[Dataset records]

* Start *

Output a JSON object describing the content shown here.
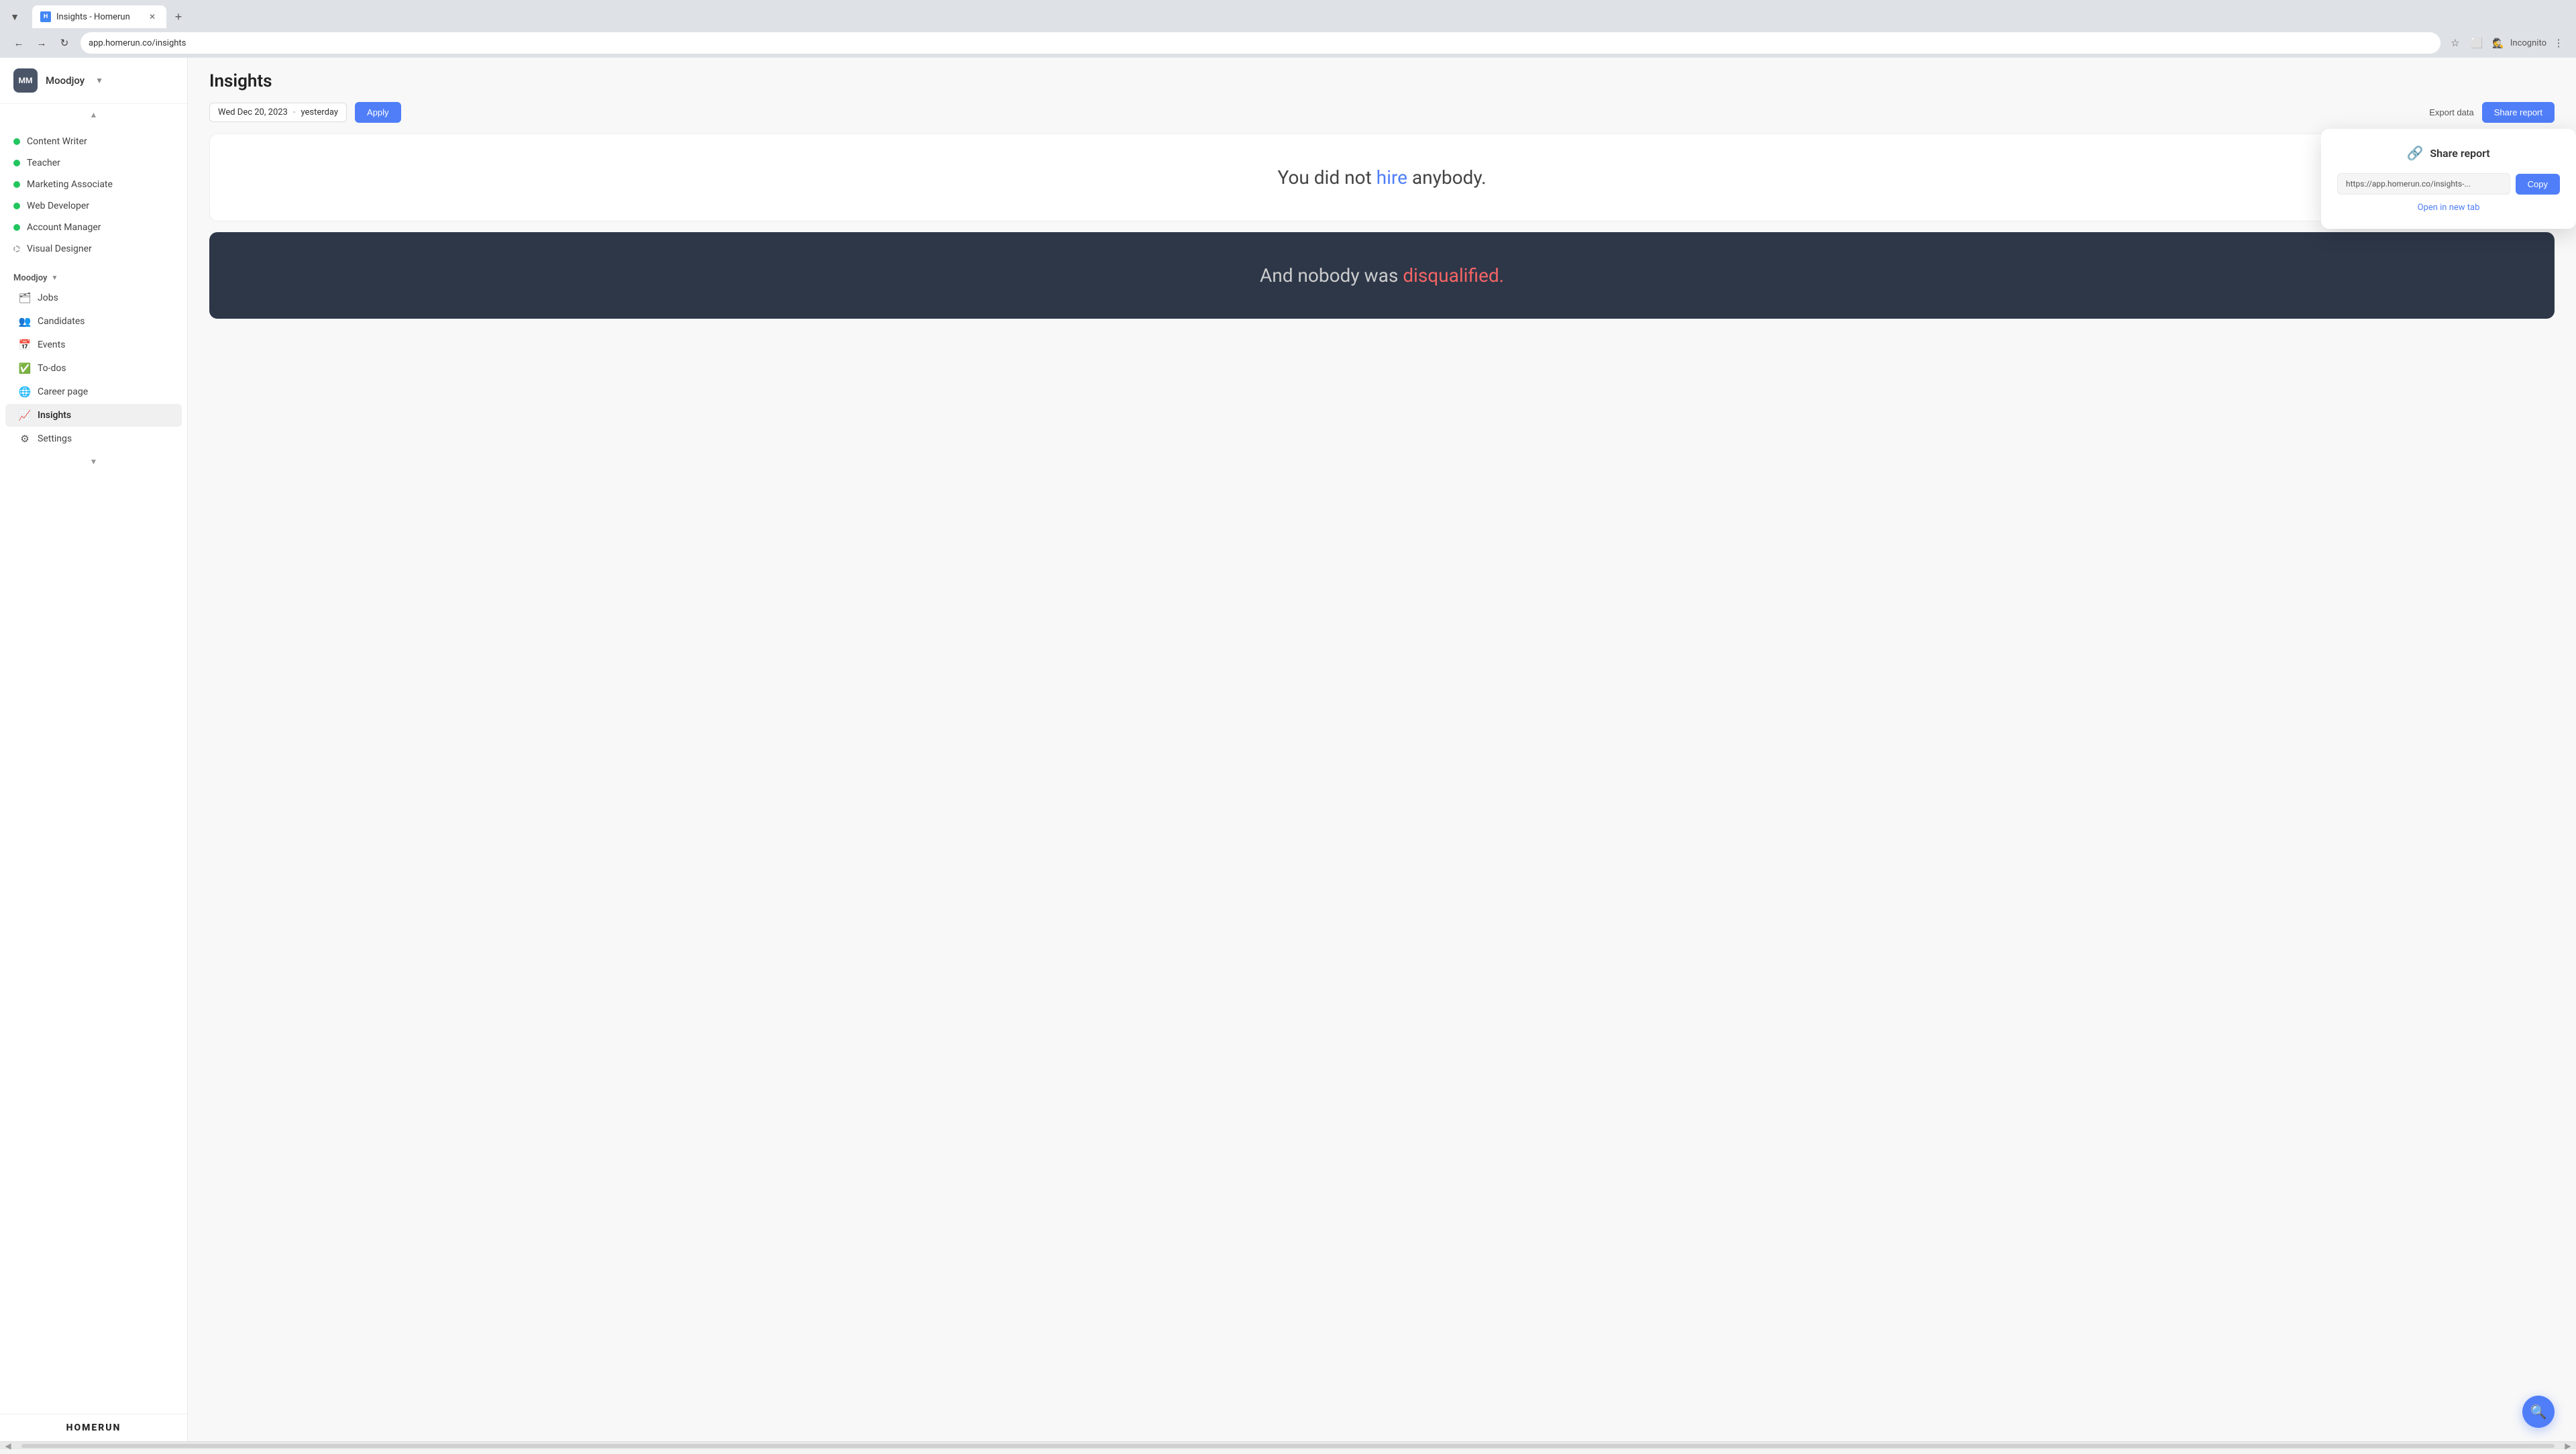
{
  "browser": {
    "tab_title": "Insights - Homerun",
    "tab_favicon": "H",
    "url": "app.homerun.co/insights",
    "incognito_label": "Incognito"
  },
  "sidebar": {
    "user_initials": "MM",
    "user_name": "Moodjoy",
    "jobs": [
      {
        "label": "Content Writer",
        "type": "green"
      },
      {
        "label": "Teacher",
        "type": "green"
      },
      {
        "label": "Marketing Associate",
        "type": "green"
      },
      {
        "label": "Web Developer",
        "type": "green"
      },
      {
        "label": "Account Manager",
        "type": "green"
      },
      {
        "label": "Visual Designer",
        "type": "dashed"
      }
    ],
    "section_label": "Moodjoy",
    "nav_items": [
      {
        "label": "Jobs",
        "icon": "🗂",
        "active": false
      },
      {
        "label": "Candidates",
        "icon": "👥",
        "active": false
      },
      {
        "label": "Events",
        "icon": "📅",
        "active": false
      },
      {
        "label": "To-dos",
        "icon": "✅",
        "active": false
      },
      {
        "label": "Career page",
        "icon": "🌐",
        "active": false
      },
      {
        "label": "Insights",
        "icon": "📈",
        "active": true
      },
      {
        "label": "Settings",
        "icon": "⚙",
        "active": false
      }
    ],
    "logo": "HOMERUN"
  },
  "main": {
    "page_title": "Insights",
    "toolbar": {
      "date_from": "Wed Dec 20, 2023",
      "date_sep": "-",
      "date_to": "yesterday",
      "apply_label": "Apply",
      "export_label": "Export data",
      "share_label": "Share report"
    },
    "share_popup": {
      "title": "Share report",
      "url": "https://app.homerun.co/insights-...",
      "copy_label": "Copy",
      "open_label": "Open in new tab"
    },
    "panels": [
      {
        "type": "light",
        "text_before": "You did not ",
        "highlight": "hire",
        "highlight_color": "#4f7ef8",
        "text_after": " anybody."
      },
      {
        "type": "dark",
        "text_before": "And nobody was ",
        "highlight": "disqualified.",
        "highlight_color": "#f56565",
        "text_after": ""
      }
    ]
  }
}
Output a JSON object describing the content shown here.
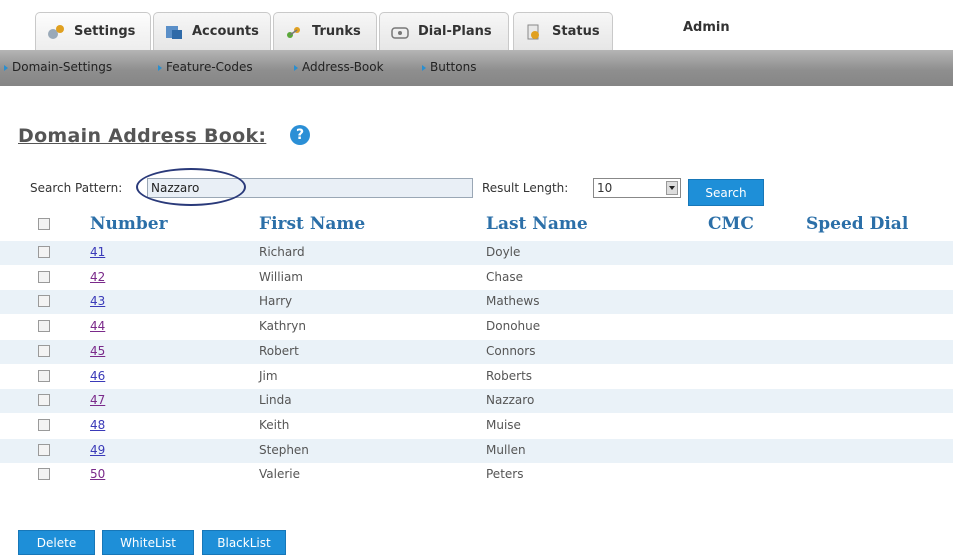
{
  "tabs": [
    {
      "label": "Settings",
      "icon": "settings-icon"
    },
    {
      "label": "Accounts",
      "icon": "accounts-icon"
    },
    {
      "label": "Trunks",
      "icon": "trunks-icon"
    },
    {
      "label": "Dial-Plans",
      "icon": "dial-plans-icon"
    },
    {
      "label": "Status",
      "icon": "status-icon"
    }
  ],
  "admin_label": "Admin",
  "subnav": [
    "Domain-Settings",
    "Feature-Codes",
    "Address-Book",
    "Buttons"
  ],
  "page_title": "Domain Address Book:",
  "help_glyph": "?",
  "search": {
    "label": "Search Pattern:",
    "value": "Nazzaro",
    "result_label": "Result Length:",
    "result_value": "10",
    "button": "Search"
  },
  "table": {
    "headers": [
      "Number",
      "First Name",
      "Last Name",
      "CMC",
      "Speed Dial"
    ],
    "rows": [
      {
        "number": "41",
        "first": "Richard",
        "last": "Doyle"
      },
      {
        "number": "42",
        "first": "William",
        "last": "Chase"
      },
      {
        "number": "43",
        "first": "Harry",
        "last": "Mathews"
      },
      {
        "number": "44",
        "first": "Kathryn",
        "last": "Donohue"
      },
      {
        "number": "45",
        "first": "Robert",
        "last": "Connors"
      },
      {
        "number": "46",
        "first": "Jim",
        "last": "Roberts"
      },
      {
        "number": "47",
        "first": "Linda",
        "last": "Nazzaro"
      },
      {
        "number": "48",
        "first": "Keith",
        "last": "Muise"
      },
      {
        "number": "49",
        "first": "Stephen",
        "last": "Mullen"
      },
      {
        "number": "50",
        "first": "Valerie",
        "last": "Peters"
      }
    ]
  },
  "actions": [
    "Delete",
    "WhiteList",
    "BlackList"
  ],
  "colors": {
    "accent": "#1e8fd8",
    "header_text": "#2b6fa8",
    "row_alt": "#eaf2f8"
  }
}
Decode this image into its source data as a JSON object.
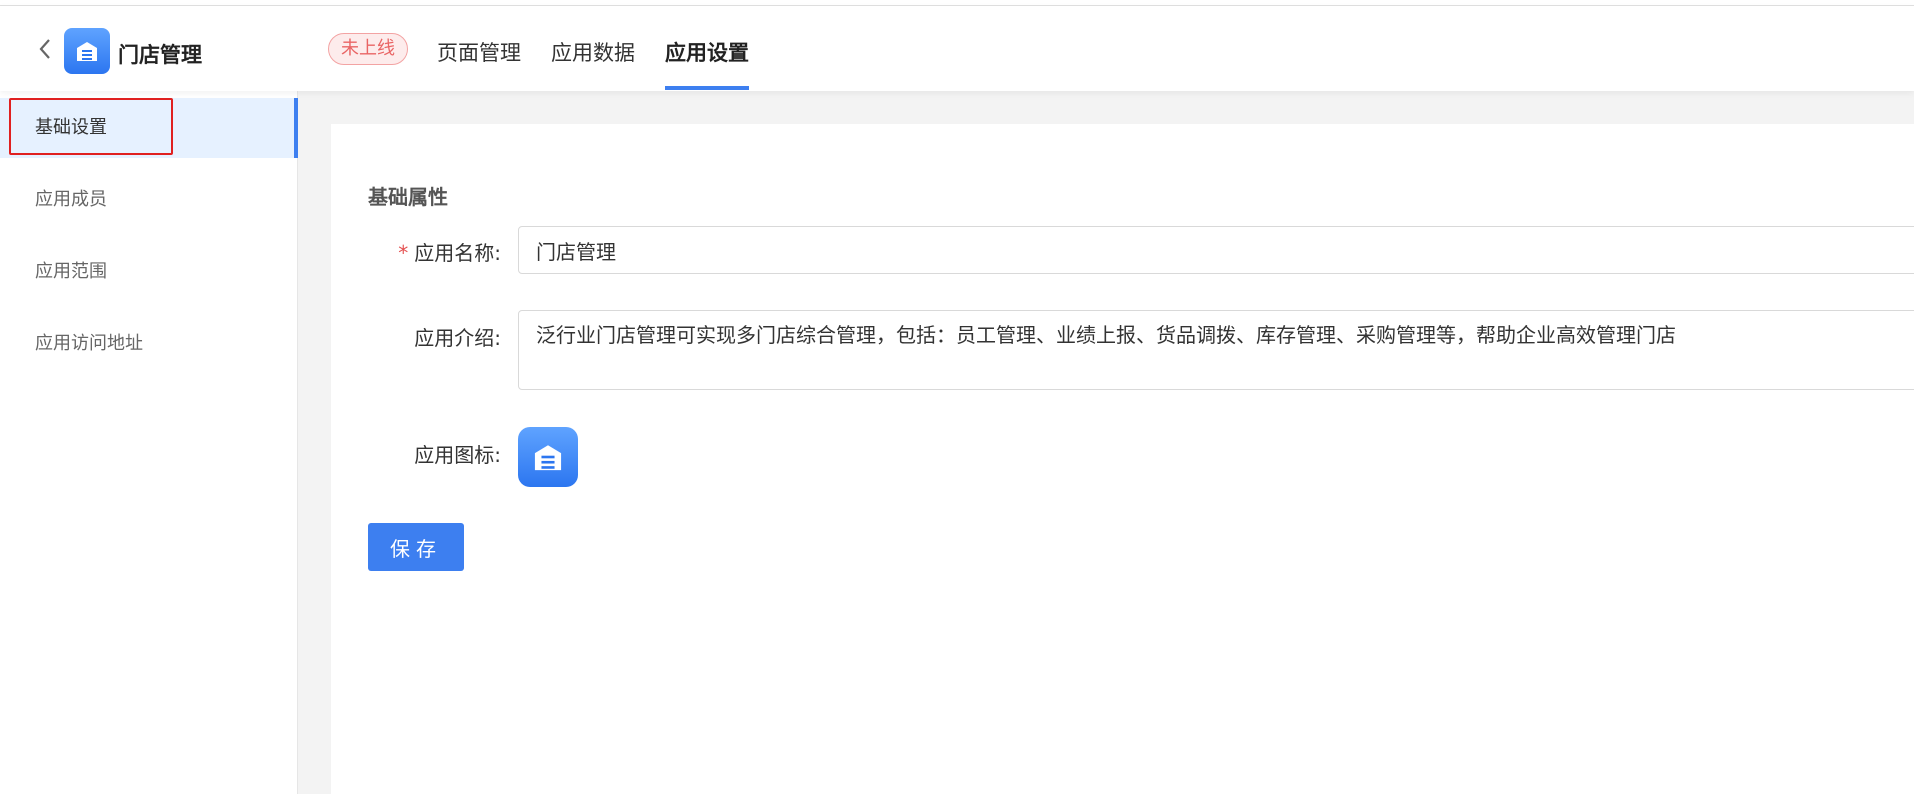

* End *

**EXERCISE DESCRIPTION:**
Transcribe the material exactly, leaving every picture out.

**RESULT BELOW:**
Output a JSON object describing the content shown here.
{
  "browser": {
    "tab_title": "Insights - Homerun",
    "tab_favicon": "H",
    "url": "app.homerun.co/insights",
    "incognito_label": "Incognito"
  },
  "sidebar": {
    "user_initials": "MM",
    "user_name": "Moodjoy",
    "jobs": [
      {
        "label": "Content Writer",
        "type": "green"
      },
      {
        "label": "Teacher",
        "type": "green"
      },
      {
        "label": "Marketing Associate",
        "type": "green"
      },
      {
        "label": "Web Developer",
        "type": "green"
      },
      {
        "label": "Account Manager",
        "type": "green"
      },
      {
        "label": "Visual Designer",
        "type": "dashed"
      }
    ],
    "section_label": "Moodjoy",
    "nav_items": [
      {
        "label": "Jobs",
        "icon": "🗂",
        "active": false
      },
      {
        "label": "Candidates",
        "icon": "👥",
        "active": false
      },
      {
        "label": "Events",
        "icon": "📅",
        "active": false
      },
      {
        "label": "To-dos",
        "icon": "✅",
        "active": false
      },
      {
        "label": "Career page",
        "icon": "🌐",
        "active": false
      },
      {
        "label": "Insights",
        "icon": "📈",
        "active": true
      },
      {
        "label": "Settings",
        "icon": "⚙",
        "active": false
      }
    ],
    "logo": "HOMERUN"
  },
  "main": {
    "page_title": "Insights",
    "toolbar": {
      "date_from": "Wed Dec 20, 2023",
      "date_sep": "-",
      "date_to": "yesterday",
      "apply_label": "Apply",
      "export_label": "Export data",
      "share_label": "Share report"
    },
    "share_popup": {
      "title": "Share report",
      "url": "https://app.homerun.co/insights-...",
      "copy_label": "Copy",
      "open_label": "Open in new tab"
    },
    "panels": [
      {
        "type": "light",
        "text_before": "You did not ",
        "highlight": "hire",
        "highlight_color": "#4f7ef8",
        "text_after": " anybody."
      },
      {
        "type": "dark",
        "text_before": "And nobody was ",
        "highlight": "disqualified.",
        "highlight_color": "#f56565",
        "text_after": ""
      }
    ]
  }
}
Output a JSON object describing the content shown here.
{
  "tabs": [
    {
      "label": "Settings",
      "icon": "settings-icon"
    },
    {
      "label": "Accounts",
      "icon": "accounts-icon"
    },
    {
      "label": "Trunks",
      "icon": "trunks-icon"
    },
    {
      "label": "Dial-Plans",
      "icon": "dial-plans-icon"
    },
    {
      "label": "Status",
      "icon": "status-icon"
    }
  ],
  "admin_label": "Admin",
  "subnav": [
    "Domain-Settings",
    "Feature-Codes",
    "Address-Book",
    "Buttons"
  ],
  "page_title": "Domain Address Book:",
  "help_glyph": "?",
  "search": {
    "label": "Search Pattern:",
    "value": "Nazzaro",
    "result_label": "Result Length:",
    "result_value": "10",
    "button": "Search"
  },
  "table": {
    "headers": [
      "Number",
      "First Name",
      "Last Name",
      "CMC",
      "Speed Dial"
    ],
    "rows": [
      {
        "number": "41",
        "first": "Richard",
        "last": "Doyle"
      },
      {
        "number": "42",
        "first": "William",
        "last": "Chase"
      },
      {
        "number": "43",
        "first": "Harry",
        "last": "Mathews"
      },
      {
        "number": "44",
        "first": "Kathryn",
        "last": "Donohue"
      },
      {
        "number": "45",
        "first": "Robert",
        "last": "Connors"
      },
      {
        "number": "46",
        "first": "Jim",
        "last": "Roberts"
      },
      {
        "number": "47",
        "first": "Linda",
        "last": "Nazzaro"
      },
      {
        "number": "48",
        "first": "Keith",
        "last": "Muise"
      },
      {
        "number": "49",
        "first": "Stephen",
        "last": "Mullen"
      },
      {
        "number": "50",
        "first": "Valerie",
        "last": "Peters"
      }
    ]
  },
  "actions": [
    "Delete",
    "WhiteList",
    "BlackList"
  ],
  "colors": {
    "accent": "#1e8fd8",
    "header_text": "#2b6fa8",
    "row_alt": "#eaf2f8"
  }
}
Decode this image into its source data as a JSON object.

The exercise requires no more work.